*** ROWS
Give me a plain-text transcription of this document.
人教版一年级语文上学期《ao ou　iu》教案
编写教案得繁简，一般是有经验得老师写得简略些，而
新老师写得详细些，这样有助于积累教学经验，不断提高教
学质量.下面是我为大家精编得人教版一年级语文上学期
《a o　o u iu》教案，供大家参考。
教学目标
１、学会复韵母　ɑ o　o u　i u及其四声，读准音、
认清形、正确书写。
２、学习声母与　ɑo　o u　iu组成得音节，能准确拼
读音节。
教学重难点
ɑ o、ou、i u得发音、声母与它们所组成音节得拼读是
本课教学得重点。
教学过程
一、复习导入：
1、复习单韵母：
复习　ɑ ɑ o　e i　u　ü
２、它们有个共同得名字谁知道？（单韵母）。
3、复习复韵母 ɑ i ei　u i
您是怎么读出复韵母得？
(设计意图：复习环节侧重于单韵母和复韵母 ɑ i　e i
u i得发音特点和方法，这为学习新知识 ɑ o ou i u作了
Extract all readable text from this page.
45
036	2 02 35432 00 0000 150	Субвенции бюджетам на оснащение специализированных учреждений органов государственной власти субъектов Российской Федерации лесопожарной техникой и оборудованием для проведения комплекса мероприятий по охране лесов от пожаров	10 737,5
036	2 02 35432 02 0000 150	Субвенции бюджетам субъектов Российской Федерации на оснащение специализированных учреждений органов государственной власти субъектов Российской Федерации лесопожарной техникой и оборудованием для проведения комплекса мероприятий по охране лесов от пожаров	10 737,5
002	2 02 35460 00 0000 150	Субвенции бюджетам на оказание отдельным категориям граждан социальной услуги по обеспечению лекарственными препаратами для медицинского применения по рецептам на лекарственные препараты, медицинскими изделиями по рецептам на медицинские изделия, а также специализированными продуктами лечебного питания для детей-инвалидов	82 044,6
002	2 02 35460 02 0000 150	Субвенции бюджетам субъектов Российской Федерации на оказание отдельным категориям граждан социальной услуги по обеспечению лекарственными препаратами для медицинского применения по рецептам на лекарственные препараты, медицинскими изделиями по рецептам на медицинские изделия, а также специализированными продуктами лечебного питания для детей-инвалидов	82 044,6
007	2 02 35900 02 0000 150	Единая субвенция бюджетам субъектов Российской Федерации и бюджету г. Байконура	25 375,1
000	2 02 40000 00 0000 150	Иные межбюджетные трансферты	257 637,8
******
### WHAT YOU ARE ASKED TO DO
Every line in the data above that contains "субъектов" needs to be copied.

### SOLUTION TO THE EXERCISE
036	2 02 35432 00 0000 150	Субвенции бюджетам на оснащение специализированных учреждений органов государственной власти субъектов Российской Федерации лесопожарной техникой и оборудованием для проведения комплекса мероприятий по охране лесов от пожаров	10 737,5
036	2 02 35432 02 0000 150	Субвенции бюджетам субъектов Российской Федерации на оснащение специализированных учреждений органов государственной власти субъектов Российской Федерации лесопожарной техникой и оборудованием для проведения комплекса мероприятий по охране лесов от пожаров	10 737,5
002	2 02 35460 02 0000 150	Субвенции бюджетам субъектов Российской Федерации на оказание отдельным категориям граждан социальной услуги по обеспечению лекарственными препаратами для медицинского применения по рецептам на лекарственные препараты, медицинскими изделиями по рецептам на медицинские изделия, а также специализированными продуктами лечебного питания для детей-инвалидов	82 044,6
007	2 02 35900 02 0000 150	Единая субвенция бюджетам субъектов Российской Федерации и бюджету г. Байконура	25 375,1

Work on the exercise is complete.